Records from a data source:
···

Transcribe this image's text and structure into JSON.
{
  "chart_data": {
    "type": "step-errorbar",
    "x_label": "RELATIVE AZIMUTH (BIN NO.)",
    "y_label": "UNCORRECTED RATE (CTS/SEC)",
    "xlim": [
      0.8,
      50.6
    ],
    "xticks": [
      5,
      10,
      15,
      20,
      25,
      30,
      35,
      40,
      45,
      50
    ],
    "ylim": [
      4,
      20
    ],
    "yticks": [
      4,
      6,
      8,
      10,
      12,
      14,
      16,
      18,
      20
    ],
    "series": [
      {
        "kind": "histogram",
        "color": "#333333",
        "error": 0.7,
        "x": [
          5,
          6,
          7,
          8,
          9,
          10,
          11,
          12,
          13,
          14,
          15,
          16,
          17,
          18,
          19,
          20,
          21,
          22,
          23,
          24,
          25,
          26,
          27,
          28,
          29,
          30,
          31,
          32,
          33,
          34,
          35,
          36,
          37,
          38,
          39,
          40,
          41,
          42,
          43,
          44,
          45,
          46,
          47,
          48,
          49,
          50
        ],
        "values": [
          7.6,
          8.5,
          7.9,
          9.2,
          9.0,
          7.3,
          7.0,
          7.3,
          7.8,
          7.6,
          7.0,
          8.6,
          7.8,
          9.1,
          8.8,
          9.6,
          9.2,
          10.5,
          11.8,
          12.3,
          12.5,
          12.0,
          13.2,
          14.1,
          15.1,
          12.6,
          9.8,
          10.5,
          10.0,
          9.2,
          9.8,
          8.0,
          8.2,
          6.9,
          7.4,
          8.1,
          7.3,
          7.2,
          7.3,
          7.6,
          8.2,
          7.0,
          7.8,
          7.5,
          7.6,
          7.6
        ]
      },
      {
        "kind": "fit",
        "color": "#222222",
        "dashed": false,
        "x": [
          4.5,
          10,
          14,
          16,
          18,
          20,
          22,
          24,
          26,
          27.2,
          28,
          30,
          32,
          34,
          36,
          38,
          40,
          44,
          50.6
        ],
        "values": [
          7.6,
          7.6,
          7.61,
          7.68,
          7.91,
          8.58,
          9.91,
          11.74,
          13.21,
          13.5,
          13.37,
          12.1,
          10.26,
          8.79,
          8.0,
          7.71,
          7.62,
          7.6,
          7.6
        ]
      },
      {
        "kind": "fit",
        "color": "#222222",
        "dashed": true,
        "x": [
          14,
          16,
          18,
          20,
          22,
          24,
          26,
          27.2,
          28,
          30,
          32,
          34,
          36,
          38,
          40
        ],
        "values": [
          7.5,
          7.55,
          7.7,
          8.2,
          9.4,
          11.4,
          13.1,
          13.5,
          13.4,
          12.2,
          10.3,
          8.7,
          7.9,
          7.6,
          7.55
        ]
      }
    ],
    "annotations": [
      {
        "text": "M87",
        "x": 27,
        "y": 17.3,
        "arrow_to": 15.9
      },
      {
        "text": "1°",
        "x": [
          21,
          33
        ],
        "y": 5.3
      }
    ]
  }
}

···

(Challenge) Copy all data exactly, start to finish.

(Solution to this exercise)
Transcribe this image's text and structure into JSON.
{
  "chart_data": {
    "type": "step-errorbar",
    "x_label": "RELATIVE AZIMUTH (BIN NO.)",
    "y_label": "UNCORRECTED RATE (CTS/SEC)",
    "xlim": [
      0.8,
      50.6
    ],
    "xticks": [
      5,
      10,
      15,
      20,
      25,
      30,
      35,
      40,
      45,
      50
    ],
    "ylim": [
      4,
      20
    ],
    "yticks": [
      4,
      6,
      8,
      10,
      12,
      14,
      16,
      18,
      20
    ],
    "series": [
      {
        "kind": "histogram",
        "color": "#333333",
        "error": 0.7,
        "x": [
          5,
          6,
          7,
          8,
          9,
          10,
          11,
          12,
          13,
          14,
          15,
          16,
          17,
          18,
          19,
          20,
          21,
          22,
          23,
          24,
          25,
          26,
          27,
          28,
          29,
          30,
          31,
          32,
          33,
          34,
          35,
          36,
          37,
          38,
          39,
          40,
          41,
          42,
          43,
          44,
          45,
          46,
          47,
          48,
          49,
          50
        ],
        "values": [
          7.6,
          8.5,
          7.9,
          9.2,
          9.0,
          7.3,
          7.0,
          7.3,
          7.8,
          7.6,
          7.0,
          8.6,
          7.8,
          9.1,
          8.8,
          9.6,
          9.2,
          10.5,
          11.8,
          12.3,
          12.5,
          12.0,
          13.2,
          14.1,
          15.1,
          12.6,
          9.8,
          10.5,
          10.0,
          9.2,
          9.8,
          8.0,
          8.2,
          6.9,
          7.4,
          8.1,
          7.3,
          7.2,
          7.3,
          7.6,
          8.2,
          7.0,
          7.8,
          7.5,
          7.6,
          7.6
        ]
      },
      {
        "kind": "fit",
        "color": "#222222",
        "dashed": false,
        "x": [
          4.5,
          10,
          14,
          16,
          18,
          20,
          22,
          24,
          26,
          27.2,
          28,
          30,
          32,
          34,
          36,
          38,
          40,
          44,
          50.6
        ],
        "values": [
          7.6,
          7.6,
          7.61,
          7.68,
          7.91,
          8.58,
          9.91,
          11.74,
          13.21,
          13.5,
          13.37,
          12.1,
          10.26,
          8.79,
          8.0,
          7.71,
          7.62,
          7.6,
          7.6
        ]
      },
      {
        "kind": "fit",
        "color": "#222222",
        "dashed": true,
        "x": [
          14,
          16,
          18,
          20,
          22,
          24,
          26,
          27.2,
          28,
          30,
          32,
          34,
          36,
          38,
          40
        ],
        "values": [
          7.5,
          7.55,
          7.7,
          8.2,
          9.4,
          11.4,
          13.1,
          13.5,
          13.4,
          12.2,
          10.3,
          8.7,
          7.9,
          7.6,
          7.55
        ]
      }
    ],
    "annotations": [
      {
        "text": "M87",
        "x": 27,
        "y": 17.3,
        "arrow_to": 15.9
      },
      {
        "text": "1°",
        "x": [
          21,
          33
        ],
        "y": 5.3
      }
    ]
  }
}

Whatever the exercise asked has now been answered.